**Work instruction:** Please retype the records below exactly, omitting any images.

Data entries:
- - - - - - -

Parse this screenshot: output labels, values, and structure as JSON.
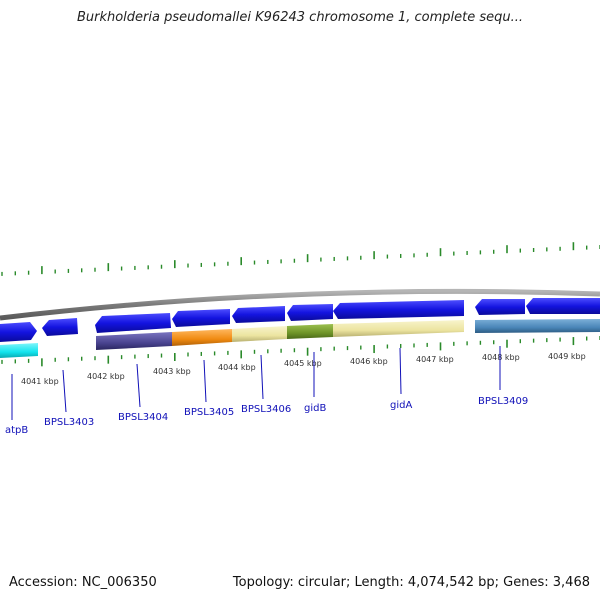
{
  "title": "Burkholderia pseudomallei K96243 chromosome 1, complete sequ...",
  "footer": {
    "accession": "Accession: NC_006350",
    "topology": "Topology: circular; Length: 4,074,542 bp; Genes: 3,468"
  },
  "scale_labels": [
    "4041 kbp",
    "4042 kbp",
    "4043 kbp",
    "4044 kbp",
    "4045 kbp",
    "4046 kbp",
    "4047 kbp",
    "4048 kbp",
    "4049 kbp"
  ],
  "gene_labels": [
    "atpB",
    "BPSL3403",
    "BPSL3404",
    "BPSL3405",
    "BPSL3406",
    "gidB",
    "gidA",
    "BPSL3409"
  ],
  "colors": {
    "gene_arrow": "#1a1ae6",
    "backbone": "#8a8a8a",
    "tick": "#2a8a2a",
    "label_text": "#1010b8",
    "cyan_feature": "#16e8f0",
    "indigo_feature": "#4a4490",
    "orange_feature": "#f08a10",
    "khaki_feature": "#ece6a0",
    "olive_feature": "#6e9428",
    "steel_feature": "#4a86b8"
  }
}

- - - - - - -

**Problem solution:**
Parse this screenshot: output labels, values, and structure as JSON.
{
  "title": "Burkholderia pseudomallei K96243 chromosome 1, complete sequ...",
  "footer": {
    "accession": "Accession: NC_006350",
    "topology": "Topology: circular; Length: 4,074,542 bp; Genes: 3,468"
  },
  "scale_labels": [
    "4041 kbp",
    "4042 kbp",
    "4043 kbp",
    "4044 kbp",
    "4045 kbp",
    "4046 kbp",
    "4047 kbp",
    "4048 kbp",
    "4049 kbp"
  ],
  "gene_labels": [
    "atpB",
    "BPSL3403",
    "BPSL3404",
    "BPSL3405",
    "BPSL3406",
    "gidB",
    "gidA",
    "BPSL3409"
  ],
  "colors": {
    "gene_arrow": "#1a1ae6",
    "backbone": "#8a8a8a",
    "tick": "#2a8a2a",
    "label_text": "#1010b8",
    "cyan_feature": "#16e8f0",
    "indigo_feature": "#4a4490",
    "orange_feature": "#f08a10",
    "khaki_feature": "#ece6a0",
    "olive_feature": "#6e9428",
    "steel_feature": "#4a86b8"
  }
}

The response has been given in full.